-- Start Record excerpts --

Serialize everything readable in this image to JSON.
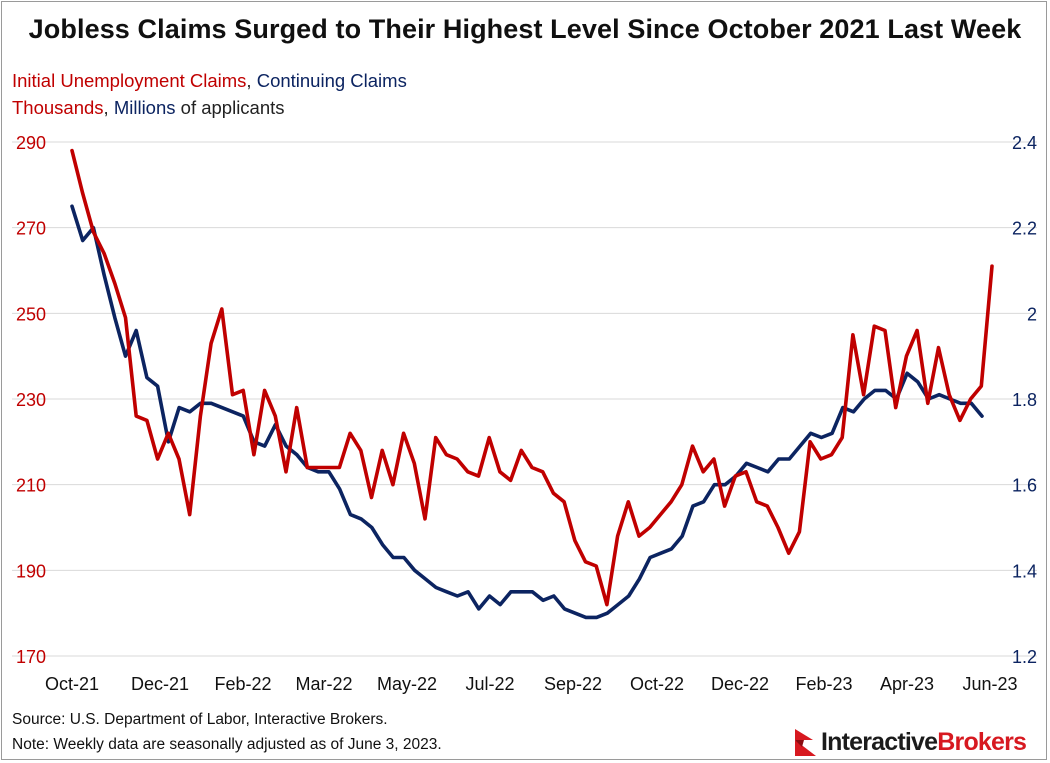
{
  "title": "Jobless Claims Surged to Their Highest Level Since October 2021 Last Week",
  "legend": {
    "line1_series_a": "Initial Unemployment Claims",
    "line1_sep": ",",
    "line1_series_b": "Continuing Claims",
    "line2_unit_a": "Thousands",
    "line2_sep": ",",
    "line2_unit_b": "Millions",
    "line2_suffix": " of applicants"
  },
  "footer": {
    "source": "Source: U.S. Department of Labor, Interactive Brokers.",
    "note": "Note: Weekly data are seasonally adjusted as of June 3, 2023."
  },
  "brand": {
    "part1": "Interactive",
    "part2": "Brokers",
    "logo_icon": "ib-flag-icon"
  },
  "colors": {
    "initial": "#c00000",
    "continuing": "#0c2461",
    "grid": "#d9d9d9"
  },
  "chart_data": {
    "type": "line",
    "x_tick_labels": [
      "Oct-21",
      "Dec-21",
      "Feb-22",
      "Mar-22",
      "May-22",
      "Jul-22",
      "Sep-22",
      "Oct-22",
      "Dec-22",
      "Feb-23",
      "Apr-23",
      "Jun-23"
    ],
    "y_left": {
      "min": 170,
      "max": 290,
      "ticks": [
        290,
        270,
        250,
        230,
        210,
        190,
        170
      ]
    },
    "y_right": {
      "min": 1.2,
      "max": 2.4,
      "ticks": [
        "2.4",
        "2.2",
        "2",
        "1.8",
        "1.6",
        "1.4",
        "1.2"
      ]
    },
    "grid": "horizontal",
    "series": [
      {
        "name": "Initial Unemployment Claims",
        "axis": "left",
        "values": [
          288,
          278,
          269,
          264,
          257,
          249,
          226,
          225,
          216,
          222,
          216,
          203,
          226,
          243,
          251,
          231,
          232,
          217,
          232,
          226,
          213,
          228,
          214,
          214,
          214,
          214,
          222,
          218,
          207,
          218,
          210,
          222,
          215,
          202,
          221,
          217,
          216,
          213,
          212,
          221,
          213,
          211,
          218,
          214,
          213,
          208,
          206,
          197,
          192,
          191,
          182,
          198,
          206,
          198,
          200,
          203,
          206,
          210,
          219,
          213,
          216,
          205,
          212,
          213,
          206,
          205,
          200,
          194,
          199,
          220,
          216,
          217,
          221,
          245,
          231,
          247,
          246,
          228,
          240,
          246,
          229,
          242,
          231,
          225,
          230,
          233,
          261
        ]
      },
      {
        "name": "Continuing Claims",
        "axis": "right",
        "values": [
          2.25,
          2.17,
          2.2,
          2.09,
          1.99,
          1.9,
          1.96,
          1.85,
          1.83,
          1.7,
          1.78,
          1.77,
          1.79,
          1.79,
          1.78,
          1.77,
          1.76,
          1.7,
          1.69,
          1.74,
          1.69,
          1.67,
          1.64,
          1.63,
          1.63,
          1.59,
          1.53,
          1.52,
          1.5,
          1.46,
          1.43,
          1.43,
          1.4,
          1.38,
          1.36,
          1.35,
          1.34,
          1.35,
          1.31,
          1.34,
          1.32,
          1.35,
          1.35,
          1.35,
          1.33,
          1.34,
          1.31,
          1.3,
          1.29,
          1.29,
          1.3,
          1.32,
          1.34,
          1.38,
          1.43,
          1.44,
          1.45,
          1.48,
          1.55,
          1.56,
          1.6,
          1.6,
          1.62,
          1.65,
          1.64,
          1.63,
          1.66,
          1.66,
          1.69,
          1.72,
          1.71,
          1.72,
          1.78,
          1.77,
          1.8,
          1.82,
          1.82,
          1.8,
          1.86,
          1.84,
          1.8,
          1.81,
          1.8,
          1.79,
          1.79,
          1.76
        ]
      }
    ]
  }
}
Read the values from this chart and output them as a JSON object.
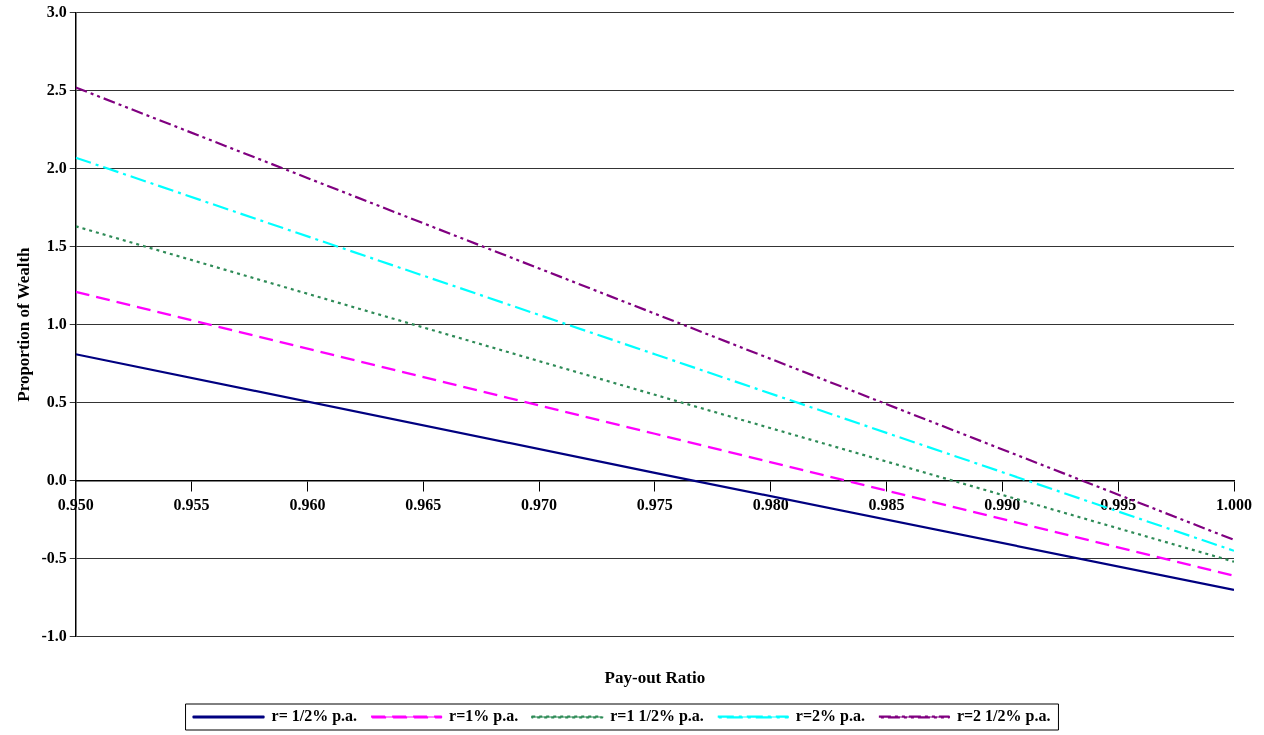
{
  "chart_data": {
    "type": "line",
    "xlabel": "Pay-out Ratio",
    "ylabel": "Proportion of Wealth",
    "x": [
      0.95,
      0.975,
      1.0
    ],
    "series": [
      {
        "name": "r= 1/2% p.a.",
        "color": "#000080",
        "line_style": "solid",
        "values": [
          0.81,
          0.05,
          -0.7
        ]
      },
      {
        "name": "r=1% p.a.",
        "color": "#ff00ff",
        "line_style": "dashed",
        "values": [
          1.21,
          0.3,
          -0.61
        ]
      },
      {
        "name": "r=1 1/2% p.a.",
        "color": "#2e8b57",
        "line_style": "dotted",
        "values": [
          1.63,
          0.55,
          -0.52
        ]
      },
      {
        "name": "r=2% p.a.",
        "color": "#00ffff",
        "line_style": "dashdot",
        "values": [
          2.07,
          0.81,
          -0.45
        ]
      },
      {
        "name": "r=2 1/2% p.a.",
        "color": "#800080",
        "line_style": "dashdotdot",
        "values": [
          2.52,
          1.07,
          -0.38
        ]
      }
    ],
    "xlim": [
      0.95,
      1.0
    ],
    "xticks": [
      {
        "value": 0.95,
        "label": "0.950"
      },
      {
        "value": 0.955,
        "label": "0.955"
      },
      {
        "value": 0.96,
        "label": "0.960"
      },
      {
        "value": 0.965,
        "label": "0.965"
      },
      {
        "value": 0.97,
        "label": "0.970"
      },
      {
        "value": 0.975,
        "label": "0.975"
      },
      {
        "value": 0.98,
        "label": "0.980"
      },
      {
        "value": 0.985,
        "label": "0.985"
      },
      {
        "value": 0.99,
        "label": "0.990"
      },
      {
        "value": 0.995,
        "label": "0.995"
      },
      {
        "value": 1.0,
        "label": "1.000"
      }
    ],
    "ylim": [
      -1,
      3
    ],
    "yticks": [
      {
        "value": -1,
        "label": "-1.0"
      },
      {
        "value": -0.5,
        "label": "-0.5"
      },
      {
        "value": 0,
        "label": "0.0"
      },
      {
        "value": 0.5,
        "label": "0.5"
      },
      {
        "value": 1,
        "label": "1.0"
      },
      {
        "value": 1.5,
        "label": "1.5"
      },
      {
        "value": 2,
        "label": "2.0"
      },
      {
        "value": 2.5,
        "label": "2.5"
      },
      {
        "value": 3,
        "label": "3.0"
      }
    ],
    "grid": "y",
    "legend": "bottom",
    "marker": "none"
  }
}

-- End Record excerpts --

Task to complete → Print the whole listing above once more, word for word, without its pictures.

Answer to this exercise →
Serialize everything readable in this image to JSON.
{
  "title": "Jobless Claims Surged to Their Highest Level Since October 2021 Last Week",
  "legend": {
    "line1_series_a": "Initial Unemployment Claims",
    "line1_sep": ",",
    "line1_series_b": "Continuing Claims",
    "line2_unit_a": "Thousands",
    "line2_sep": ",",
    "line2_unit_b": "Millions",
    "line2_suffix": " of applicants"
  },
  "footer": {
    "source": "Source: U.S. Department of Labor, Interactive Brokers.",
    "note": "Note: Weekly data are seasonally adjusted as of June 3, 2023."
  },
  "brand": {
    "part1": "Interactive",
    "part2": "Brokers",
    "logo_icon": "ib-flag-icon"
  },
  "colors": {
    "initial": "#c00000",
    "continuing": "#0c2461",
    "grid": "#d9d9d9"
  },
  "chart_data": {
    "type": "line",
    "x_tick_labels": [
      "Oct-21",
      "Dec-21",
      "Feb-22",
      "Mar-22",
      "May-22",
      "Jul-22",
      "Sep-22",
      "Oct-22",
      "Dec-22",
      "Feb-23",
      "Apr-23",
      "Jun-23"
    ],
    "y_left": {
      "min": 170,
      "max": 290,
      "ticks": [
        290,
        270,
        250,
        230,
        210,
        190,
        170
      ]
    },
    "y_right": {
      "min": 1.2,
      "max": 2.4,
      "ticks": [
        "2.4",
        "2.2",
        "2",
        "1.8",
        "1.6",
        "1.4",
        "1.2"
      ]
    },
    "grid": "horizontal",
    "series": [
      {
        "name": "Initial Unemployment Claims",
        "axis": "left",
        "values": [
          288,
          278,
          269,
          264,
          257,
          249,
          226,
          225,
          216,
          222,
          216,
          203,
          226,
          243,
          251,
          231,
          232,
          217,
          232,
          226,
          213,
          228,
          214,
          214,
          214,
          214,
          222,
          218,
          207,
          218,
          210,
          222,
          215,
          202,
          221,
          217,
          216,
          213,
          212,
          221,
          213,
          211,
          218,
          214,
          213,
          208,
          206,
          197,
          192,
          191,
          182,
          198,
          206,
          198,
          200,
          203,
          206,
          210,
          219,
          213,
          216,
          205,
          212,
          213,
          206,
          205,
          200,
          194,
          199,
          220,
          216,
          217,
          221,
          245,
          231,
          247,
          246,
          228,
          240,
          246,
          229,
          242,
          231,
          225,
          230,
          233,
          261
        ]
      },
      {
        "name": "Continuing Claims",
        "axis": "right",
        "values": [
          2.25,
          2.17,
          2.2,
          2.09,
          1.99,
          1.9,
          1.96,
          1.85,
          1.83,
          1.7,
          1.78,
          1.77,
          1.79,
          1.79,
          1.78,
          1.77,
          1.76,
          1.7,
          1.69,
          1.74,
          1.69,
          1.67,
          1.64,
          1.63,
          1.63,
          1.59,
          1.53,
          1.52,
          1.5,
          1.46,
          1.43,
          1.43,
          1.4,
          1.38,
          1.36,
          1.35,
          1.34,
          1.35,
          1.31,
          1.34,
          1.32,
          1.35,
          1.35,
          1.35,
          1.33,
          1.34,
          1.31,
          1.3,
          1.29,
          1.29,
          1.3,
          1.32,
          1.34,
          1.38,
          1.43,
          1.44,
          1.45,
          1.48,
          1.55,
          1.56,
          1.6,
          1.6,
          1.62,
          1.65,
          1.64,
          1.63,
          1.66,
          1.66,
          1.69,
          1.72,
          1.71,
          1.72,
          1.78,
          1.77,
          1.8,
          1.82,
          1.82,
          1.8,
          1.86,
          1.84,
          1.8,
          1.81,
          1.8,
          1.79,
          1.79,
          1.76
        ]
      }
    ]
  }
}
Read the values from this chart and output them as a JSON object.
{
  "chart_data": {
    "type": "line",
    "xlabel": "Pay-out Ratio",
    "ylabel": "Proportion of Wealth",
    "x": [
      0.95,
      0.975,
      1.0
    ],
    "series": [
      {
        "name": "r= 1/2% p.a.",
        "color": "#000080",
        "line_style": "solid",
        "values": [
          0.81,
          0.05,
          -0.7
        ]
      },
      {
        "name": "r=1% p.a.",
        "color": "#ff00ff",
        "line_style": "dashed",
        "values": [
          1.21,
          0.3,
          -0.61
        ]
      },
      {
        "name": "r=1 1/2% p.a.",
        "color": "#2e8b57",
        "line_style": "dotted",
        "values": [
          1.63,
          0.55,
          -0.52
        ]
      },
      {
        "name": "r=2% p.a.",
        "color": "#00ffff",
        "line_style": "dashdot",
        "values": [
          2.07,
          0.81,
          -0.45
        ]
      },
      {
        "name": "r=2 1/2% p.a.",
        "color": "#800080",
        "line_style": "dashdotdot",
        "values": [
          2.52,
          1.07,
          -0.38
        ]
      }
    ],
    "xlim": [
      0.95,
      1.0
    ],
    "xticks": [
      {
        "value": 0.95,
        "label": "0.950"
      },
      {
        "value": 0.955,
        "label": "0.955"
      },
      {
        "value": 0.96,
        "label": "0.960"
      },
      {
        "value": 0.965,
        "label": "0.965"
      },
      {
        "value": 0.97,
        "label": "0.970"
      },
      {
        "value": 0.975,
        "label": "0.975"
      },
      {
        "value": 0.98,
        "label": "0.980"
      },
      {
        "value": 0.985,
        "label": "0.985"
      },
      {
        "value": 0.99,
        "label": "0.990"
      },
      {
        "value": 0.995,
        "label": "0.995"
      },
      {
        "value": 1.0,
        "label": "1.000"
      }
    ],
    "ylim": [
      -1,
      3
    ],
    "yticks": [
      {
        "value": -1,
        "label": "-1.0"
      },
      {
        "value": -0.5,
        "label": "-0.5"
      },
      {
        "value": 0,
        "label": "0.0"
      },
      {
        "value": 0.5,
        "label": "0.5"
      },
      {
        "value": 1,
        "label": "1.0"
      },
      {
        "value": 1.5,
        "label": "1.5"
      },
      {
        "value": 2,
        "label": "2.0"
      },
      {
        "value": 2.5,
        "label": "2.5"
      },
      {
        "value": 3,
        "label": "3.0"
      }
    ],
    "grid": "y",
    "legend": "bottom",
    "marker": "none"
  }
}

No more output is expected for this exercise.